Task objective:
Only lines with the string "hulladékkezelési" matter here; gather them from the material below.

Data provided:
----------------

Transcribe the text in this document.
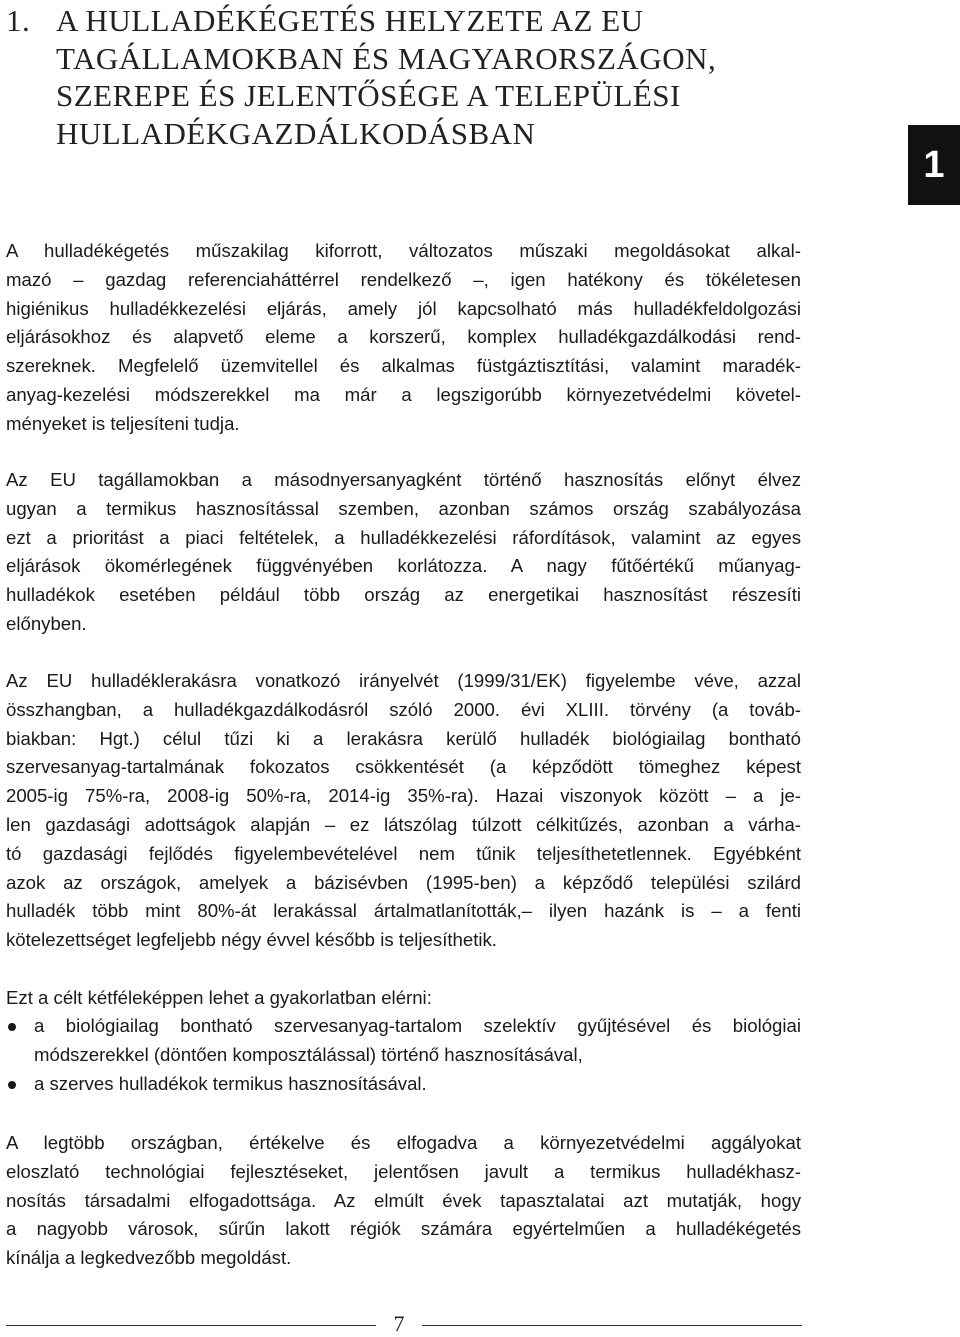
1. A HULLADÉKÉGETÉS HELYZETE AZ EU
TAGÁLLAMOKBAN ÉS MAGYARORSZÁGON,
SZEREPE ÉS JELENTŐSÉGE A TELEPÜLÉSI
HULLADÉKGAZDÁLKODÁSBAN
1

A hulladékégetés műszakilag kiforrott, változatos műszaki megoldásokat alkal-
mazó – gazdag referenciaháttérrel rendelkező –, igen hatékony és tökéletesen
higiénikus hulladékkezelési eljárás, amely jól kapcsolható más hulladékfeldolgozási
eljárásokhoz és alapvető eleme a korszerű, komplex hulladékgazdálkodási rend-
szereknek. Megfelelő üzemvitellel és alkalmas füstgáztisztítási, valamint maradék-
anyag-kezelési módszerekkel ma már a legszigorúbb környezetvédelmi követel-
ményeket is teljesíteni tudja.

Az EU tagállamokban a másodnyersanyagként történő hasznosítás előnyt élvez
ugyan a termikus hasznosítással szemben, azonban számos ország szabályozása
ezt a prioritást a piaci feltételek, a hulladékkezelési ráfordítások, valamint az egyes
eljárások ökomérlegének függvényében korlátozza. A nagy fűtőértékű műanyag-
hulladékok esetében például több ország az energetikai hasznosítást részesíti
előnyben.

Az EU hulladéklerakásra vonatkozó irányelvét (1999/31/EK) figyelembe véve, azzal
összhangban, a hulladékgazdálkodásról szóló 2000. évi XLIII. törvény (a továb-
biakban: Hgt.) célul tűzi ki a lerakásra kerülő hulladék biológiailag bontható
szervesanyag-tartalmának fokozatos csökkentését (a képződött tömeghez képest
2005-ig 75%-ra, 2008-ig 50%-ra, 2014-ig 35%-ra). Hazai viszonyok között – a je-
len gazdasági adottságok alapján – ez látszólag túlzott célkitűzés, azonban a várha-
tó gazdasági fejlődés figyelembevételével nem tűnik teljesíthetetlennek. Egyébként
azok az országok, amelyek a bázisévben (1995-ben) a képződő települési szilárd
hulladék több mint 80%-át lerakással ártalmatlanították,– ilyen hazánk is – a fenti
kötelezettséget legfeljebb négy évvel később is teljesíthetik.

Ezt a célt kétféleképpen lehet a gyakorlatban elérni:

a biológiailag bontható szervesanyag-tartalom szelektív gyűjtésével és biológiai
módszerekkel (döntően komposztálással) történő hasznosításával,
a szerves hulladékok termikus hasznosításával.

A legtöbb országban, értékelve és elfogadva a környezetvédelmi aggályokat
eloszlató technológiai fejlesztéseket, jelentősen javult a termikus hulladékhasz-
nosítás társadalmi elfogadottsága. Az elmúlt évek tapasztalatai azt mutatják, hogy
a nagyobb városok, sűrűn lakott régiók számára egyértelműen a hulladékégetés
kínálja a legkedvezőbb megoldást.

7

----------------

Result of this exercise:
higiénikus hulladékkezelési eljárás, amely jól kapcsolható más hulladékfeldolgozási
ezt a prioritást a piaci feltételek, a hulladékkezelési ráfordítások, valamint az egyes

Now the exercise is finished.